Exercise directions: Give all of the lines again exactly as they read.

========

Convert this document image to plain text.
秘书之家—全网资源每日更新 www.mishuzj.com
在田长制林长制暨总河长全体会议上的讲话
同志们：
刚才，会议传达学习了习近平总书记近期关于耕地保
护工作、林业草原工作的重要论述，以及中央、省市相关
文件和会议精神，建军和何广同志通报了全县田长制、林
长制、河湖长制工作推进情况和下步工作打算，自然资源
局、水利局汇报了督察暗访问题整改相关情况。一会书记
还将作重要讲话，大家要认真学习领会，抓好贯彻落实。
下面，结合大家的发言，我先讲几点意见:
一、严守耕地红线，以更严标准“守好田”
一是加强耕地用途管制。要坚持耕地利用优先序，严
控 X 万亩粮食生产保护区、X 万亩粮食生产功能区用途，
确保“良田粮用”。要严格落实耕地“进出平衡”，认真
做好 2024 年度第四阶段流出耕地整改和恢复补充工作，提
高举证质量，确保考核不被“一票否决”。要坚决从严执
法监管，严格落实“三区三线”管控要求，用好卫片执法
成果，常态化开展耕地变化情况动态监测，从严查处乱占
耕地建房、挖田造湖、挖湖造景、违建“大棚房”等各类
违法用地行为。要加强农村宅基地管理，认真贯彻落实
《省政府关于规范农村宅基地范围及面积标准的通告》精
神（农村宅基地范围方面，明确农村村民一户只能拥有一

========

Result for this exercise:
Convert this document image to plain text.
秘书之家—全网资源每日更新 www.mishuzj.com
在田长制林长制暨总河长全体会议上的讲话
同志们：
刚才，会议传达学习了习近平总书记近期关于耕地保
护工作、林业草原工作的重要论述，以及中央、省市相关
文件和会议精神，建军和何广同志通报了全县田长制、林
长制、河湖长制工作推进情况和下步工作打算，自然资源
局、水利局汇报了督察暗访问题整改相关情况。一会书记
还将作重要讲话，大家要认真学习领会，抓好贯彻落实。
下面，结合大家的发言，我先讲几点意见:
一、严守耕地红线，以更严标准“守好田”
一是加强耕地用途管制。要坚持耕地利用优先序，严
控 X 万亩粮食生产保护区、X 万亩粮食生产功能区用途，
确保“良田粮用”。要严格落实耕地“进出平衡”，认真
做好 2024 年度第四阶段流出耕地整改和恢复补充工作，提
高举证质量，确保考核不被“一票否决”。要坚决从严执
法监管，严格落实“三区三线”管控要求，用好卫片执法
成果，常态化开展耕地变化情况动态监测，从严查处乱占
耕地建房、挖田造湖、挖湖造景、违建“大棚房”等各类
违法用地行为。要加强农村宅基地管理，认真贯彻落实
《省政府关于规范农村宅基地范围及面积标准的通告》精
神（农村宅基地范围方面，明确农村村民一户只能拥有一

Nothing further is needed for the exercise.